▶ **Apply what you read**:
A: Return the passage of the Access DFirst and DLast text between "Here is the" and "on my inference.)", inclusive, word for word.
B: Pick up the Access DFirst and DLast text after its final sentence and carry it further.

▶ **Text provided**:
+ + + + + + +

Actually, those two Domain Aggregate functions make perfect sense - if you realize that they work on queries that have ORDER BY clauses. DFirst and DLast in an ordered recordset will work exactly as you would think they do. It is only for tables that they don't work as you might have hoped. But in fact, it isn't the fault of DFirst and DLast - it is the fault of the tables.
Here is the mechanism. Imagine that you have a sorted Excel data set that you import into Access and load it for the first time. OK, after that import, the new table should be sorted the same way as it appeared in Excel. But now let's update some records chosen at random. What is ACTUALLY stored in a table is a set of records. It is not clear as to the actual method of storage because Microsoft has not published Access Internals that often, but I personally believe that each table is actually a double-ended queue. The ".MoveNext" and ".MoveLast" operations would be most easily supported by such a structure. (I know that's not proof - it's just a suggestion based on my inference.)
Let's say you now update several records, almost at random. If you use the db.Execute query, dbFailOnError and an error occurs, you have to be able to roll back everything. So because of the need for the ability to be able to roll back changes, Access CANNOT just modify the records in place. It must COPY each record in turn, update it, and finally attempt to thread everything back into the table. The easiest way to do that is to thread it into the end of the table rather than trying to find fore-and-aft linkages to other records. Things will be threaded back in the chronological order in which they were modified - which leads to pseudo-randomization. (Remember, we said "update almost at random.")

+ + + + + + +

▶ **Available data**:
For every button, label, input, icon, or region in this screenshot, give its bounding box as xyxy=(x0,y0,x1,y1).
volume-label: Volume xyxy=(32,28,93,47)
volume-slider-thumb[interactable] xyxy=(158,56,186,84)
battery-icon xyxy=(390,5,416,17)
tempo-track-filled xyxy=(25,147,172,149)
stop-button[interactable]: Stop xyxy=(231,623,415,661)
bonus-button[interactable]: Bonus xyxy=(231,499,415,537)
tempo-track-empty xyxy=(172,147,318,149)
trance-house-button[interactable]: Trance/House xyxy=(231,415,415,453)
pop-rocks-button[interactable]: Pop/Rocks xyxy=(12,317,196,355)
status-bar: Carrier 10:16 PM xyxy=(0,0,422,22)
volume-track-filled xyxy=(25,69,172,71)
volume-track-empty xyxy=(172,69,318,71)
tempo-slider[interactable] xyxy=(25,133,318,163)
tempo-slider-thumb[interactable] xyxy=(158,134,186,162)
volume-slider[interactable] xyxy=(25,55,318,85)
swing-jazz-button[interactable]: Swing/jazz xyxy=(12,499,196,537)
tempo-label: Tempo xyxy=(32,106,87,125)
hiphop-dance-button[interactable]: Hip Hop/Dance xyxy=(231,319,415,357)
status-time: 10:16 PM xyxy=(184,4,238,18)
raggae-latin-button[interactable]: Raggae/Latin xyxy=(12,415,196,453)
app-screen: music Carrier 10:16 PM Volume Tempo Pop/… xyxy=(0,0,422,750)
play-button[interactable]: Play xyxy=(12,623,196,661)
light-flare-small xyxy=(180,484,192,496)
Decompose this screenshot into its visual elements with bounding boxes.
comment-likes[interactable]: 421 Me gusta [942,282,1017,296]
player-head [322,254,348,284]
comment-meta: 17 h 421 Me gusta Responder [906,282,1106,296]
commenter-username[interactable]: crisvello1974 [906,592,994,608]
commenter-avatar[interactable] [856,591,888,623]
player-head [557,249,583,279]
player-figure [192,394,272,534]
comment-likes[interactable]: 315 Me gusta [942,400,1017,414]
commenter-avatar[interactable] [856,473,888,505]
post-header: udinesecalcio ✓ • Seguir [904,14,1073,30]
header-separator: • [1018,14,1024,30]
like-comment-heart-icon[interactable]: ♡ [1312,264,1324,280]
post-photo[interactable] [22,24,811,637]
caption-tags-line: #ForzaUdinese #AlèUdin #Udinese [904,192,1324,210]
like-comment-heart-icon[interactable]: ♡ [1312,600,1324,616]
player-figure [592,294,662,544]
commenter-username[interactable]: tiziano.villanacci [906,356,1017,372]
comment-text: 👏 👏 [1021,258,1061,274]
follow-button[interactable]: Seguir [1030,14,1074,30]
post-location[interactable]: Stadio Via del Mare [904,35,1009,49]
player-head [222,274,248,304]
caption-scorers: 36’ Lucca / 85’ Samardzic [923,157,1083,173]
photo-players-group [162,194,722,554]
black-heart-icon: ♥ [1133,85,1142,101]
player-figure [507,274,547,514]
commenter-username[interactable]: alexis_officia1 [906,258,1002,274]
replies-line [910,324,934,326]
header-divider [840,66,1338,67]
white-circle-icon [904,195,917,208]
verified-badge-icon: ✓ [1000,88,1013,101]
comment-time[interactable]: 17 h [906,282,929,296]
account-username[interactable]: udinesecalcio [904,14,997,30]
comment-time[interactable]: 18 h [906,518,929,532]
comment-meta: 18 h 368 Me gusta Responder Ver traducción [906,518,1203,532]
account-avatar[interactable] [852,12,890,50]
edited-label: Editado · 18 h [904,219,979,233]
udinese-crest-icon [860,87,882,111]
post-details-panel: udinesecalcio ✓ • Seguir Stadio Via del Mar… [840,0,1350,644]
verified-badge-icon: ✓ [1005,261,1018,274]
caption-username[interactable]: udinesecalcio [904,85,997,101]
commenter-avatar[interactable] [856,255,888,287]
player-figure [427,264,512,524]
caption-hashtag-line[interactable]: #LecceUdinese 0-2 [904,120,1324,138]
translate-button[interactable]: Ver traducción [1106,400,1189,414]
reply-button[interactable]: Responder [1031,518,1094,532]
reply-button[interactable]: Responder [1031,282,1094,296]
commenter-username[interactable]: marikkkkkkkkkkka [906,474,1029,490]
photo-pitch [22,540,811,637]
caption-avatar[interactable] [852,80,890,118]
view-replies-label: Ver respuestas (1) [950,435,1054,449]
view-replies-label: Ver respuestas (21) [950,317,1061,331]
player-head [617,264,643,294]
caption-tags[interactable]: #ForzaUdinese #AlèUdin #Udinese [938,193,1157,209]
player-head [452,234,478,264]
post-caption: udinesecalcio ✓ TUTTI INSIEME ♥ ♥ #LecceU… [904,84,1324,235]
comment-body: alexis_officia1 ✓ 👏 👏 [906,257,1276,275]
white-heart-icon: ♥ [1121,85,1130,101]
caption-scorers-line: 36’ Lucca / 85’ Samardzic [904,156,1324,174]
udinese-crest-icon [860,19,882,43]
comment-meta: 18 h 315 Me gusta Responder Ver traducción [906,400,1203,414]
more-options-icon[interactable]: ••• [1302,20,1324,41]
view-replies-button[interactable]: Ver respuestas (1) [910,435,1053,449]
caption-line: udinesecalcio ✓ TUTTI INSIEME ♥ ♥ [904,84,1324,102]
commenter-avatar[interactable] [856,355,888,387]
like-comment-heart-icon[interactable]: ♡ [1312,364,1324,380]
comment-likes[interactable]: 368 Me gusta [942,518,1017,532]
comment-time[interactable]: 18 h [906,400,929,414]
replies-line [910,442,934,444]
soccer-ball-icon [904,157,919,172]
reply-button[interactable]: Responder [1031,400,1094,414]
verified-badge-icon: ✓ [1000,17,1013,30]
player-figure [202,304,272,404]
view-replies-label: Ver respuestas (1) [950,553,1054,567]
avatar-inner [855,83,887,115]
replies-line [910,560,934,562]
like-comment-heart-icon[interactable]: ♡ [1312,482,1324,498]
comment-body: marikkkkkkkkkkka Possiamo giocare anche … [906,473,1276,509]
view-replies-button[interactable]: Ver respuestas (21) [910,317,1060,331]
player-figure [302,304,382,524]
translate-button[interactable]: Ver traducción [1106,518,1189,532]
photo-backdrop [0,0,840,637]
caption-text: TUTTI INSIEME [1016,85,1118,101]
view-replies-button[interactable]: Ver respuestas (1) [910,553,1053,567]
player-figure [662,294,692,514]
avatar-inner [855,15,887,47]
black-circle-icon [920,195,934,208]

+ + + + + + +

▶ **Task answers**:
A:
Here is the mechanism. Imagine that you have a sorted Excel data set that you import into Access and load it for the first time. OK, after that import, the new table should be sorted the same way as it appeared in Excel. But now let's update some records chosen at random. What is ACTUALLY stored in a table is a set of records. It is not clear as to the actual method of storage because Microsoft has not published Access Internals that often, but I personally believe that each table is actually a double-ended queue. The ".MoveNext" and ".MoveLast" operations would be most easily supported by such a structure. (I know that's not proof - it's just a suggestion based on my inference.)

B:
Why put them at the end? (You ask....) Because tables are defined as UNORDERED recordsets. So it doesn't MATTER to the definition of the table that you don't maintain the original order. So it is trivially easy to append the changed record to the end of the double-ended list that is the physical table. The only tricky part is removing the old record from the list - which is not hard for a double-ended list structure. But in any case, after you do this often enough, you would realize that the actual order of records in a table is ascending chronological order of creation or update. Why WERE the records in order when you first created the table? Because that was also the chronological order of presentation - because in my set-up, I said it was a sorted Excel datasheet.
Now, let's ask the question: Do DFirst and DLast do anything unexpected? No, they just open the indicated recordset and do a .MoveFirst or a .MoveLast on it, pick up the requested field, and close the recordset, exactly like you might expect. What they GET depends on the recordset they opened, and as we all know, both tables and SELECT queries produce recordsets equally well. But only one of those two sources is guaranteed to be in a particular order.